Stated exercise: Transcribe the material exactly. Images do not belong in the copy.

Data records
"""

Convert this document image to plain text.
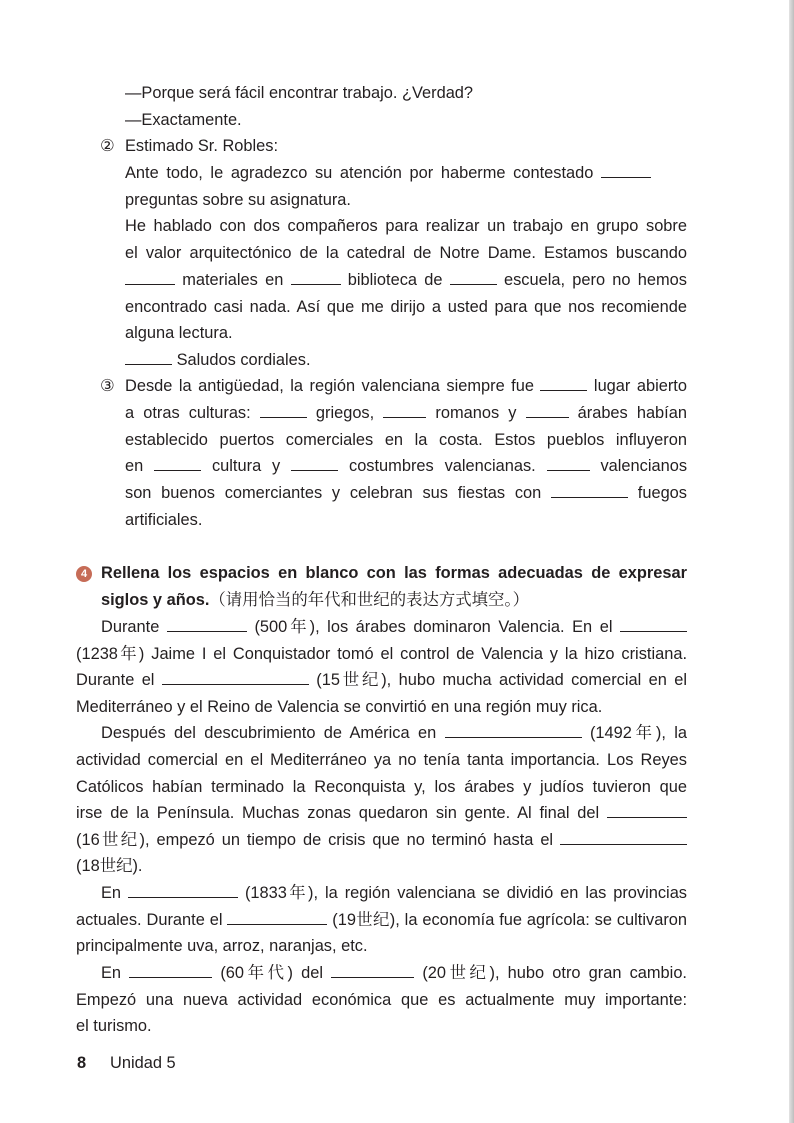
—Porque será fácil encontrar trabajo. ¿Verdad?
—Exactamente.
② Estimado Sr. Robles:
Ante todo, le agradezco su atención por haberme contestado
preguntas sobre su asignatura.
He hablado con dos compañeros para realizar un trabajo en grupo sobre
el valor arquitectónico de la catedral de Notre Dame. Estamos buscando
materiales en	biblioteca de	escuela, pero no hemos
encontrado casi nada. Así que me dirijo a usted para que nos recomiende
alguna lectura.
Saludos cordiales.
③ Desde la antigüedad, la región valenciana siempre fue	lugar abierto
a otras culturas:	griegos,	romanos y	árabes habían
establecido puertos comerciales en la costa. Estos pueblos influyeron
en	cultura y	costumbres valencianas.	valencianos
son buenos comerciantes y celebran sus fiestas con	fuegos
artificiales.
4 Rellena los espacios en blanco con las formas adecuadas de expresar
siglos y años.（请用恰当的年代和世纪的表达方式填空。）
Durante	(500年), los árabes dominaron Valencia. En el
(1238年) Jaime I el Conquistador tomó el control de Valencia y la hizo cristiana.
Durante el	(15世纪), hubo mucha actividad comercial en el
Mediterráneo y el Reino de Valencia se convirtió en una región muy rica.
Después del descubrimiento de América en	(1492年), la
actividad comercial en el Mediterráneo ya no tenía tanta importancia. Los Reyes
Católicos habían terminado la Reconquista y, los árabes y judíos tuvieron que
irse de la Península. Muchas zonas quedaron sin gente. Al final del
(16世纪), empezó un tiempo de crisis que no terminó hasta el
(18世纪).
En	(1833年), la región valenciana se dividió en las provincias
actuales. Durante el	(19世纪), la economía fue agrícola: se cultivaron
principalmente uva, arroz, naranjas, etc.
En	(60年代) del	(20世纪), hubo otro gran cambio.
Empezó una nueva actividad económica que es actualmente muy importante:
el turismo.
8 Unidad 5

"""

Written solution:
Convert this document image to plain text.
—Porque será fácil encontrar trabajo. ¿Verdad?
—Exactamente.
② Estimado Sr. Robles:
Ante todo, le agradezco su atención por haberme contestado
preguntas sobre su asignatura.
He hablado con dos compañeros para realizar un trabajo en grupo sobre
el valor arquitectónico de la catedral de Notre Dame. Estamos buscando
materiales en	biblioteca de	escuela, pero no hemos
encontrado casi nada. Así que me dirijo a usted para que nos recomiende
alguna lectura.
Saludos cordiales.
③ Desde la antigüedad, la región valenciana siempre fue	lugar abierto
a otras culturas:	griegos,	romanos y	árabes habían
establecido puertos comerciales en la costa. Estos pueblos influyeron
en	cultura y	costumbres valencianas.	valencianos
son buenos comerciantes y celebran sus fiestas con	fuegos
artificiales.
4 Rellena los espacios en blanco con las formas adecuadas de expresar
siglos y años.（请用恰当的年代和世纪的表达方式填空。）
Durante	(500年), los árabes dominaron Valencia. En el
(1238年) Jaime I el Conquistador tomó el control de Valencia y la hizo cristiana.
Durante el	(15世纪), hubo mucha actividad comercial en el
Mediterráneo y el Reino de Valencia se convirtió en una región muy rica.
Después del descubrimiento de América en	(1492年), la
actividad comercial en el Mediterráneo ya no tenía tanta importancia. Los Reyes
Católicos habían terminado la Reconquista y, los árabes y judíos tuvieron que
irse de la Península. Muchas zonas quedaron sin gente. Al final del
(16世纪), empezó un tiempo de crisis que no terminó hasta el
(18世纪).
En	(1833年), la región valenciana se dividió en las provincias
actuales. Durante el	(19世纪), la economía fue agrícola: se cultivaron
principalmente uva, arroz, naranjas, etc.
En	(60年代) del	(20世纪), hubo otro gran cambio.
Empezó una nueva actividad económica que es actualmente muy importante:
el turismo.
8 Unidad 5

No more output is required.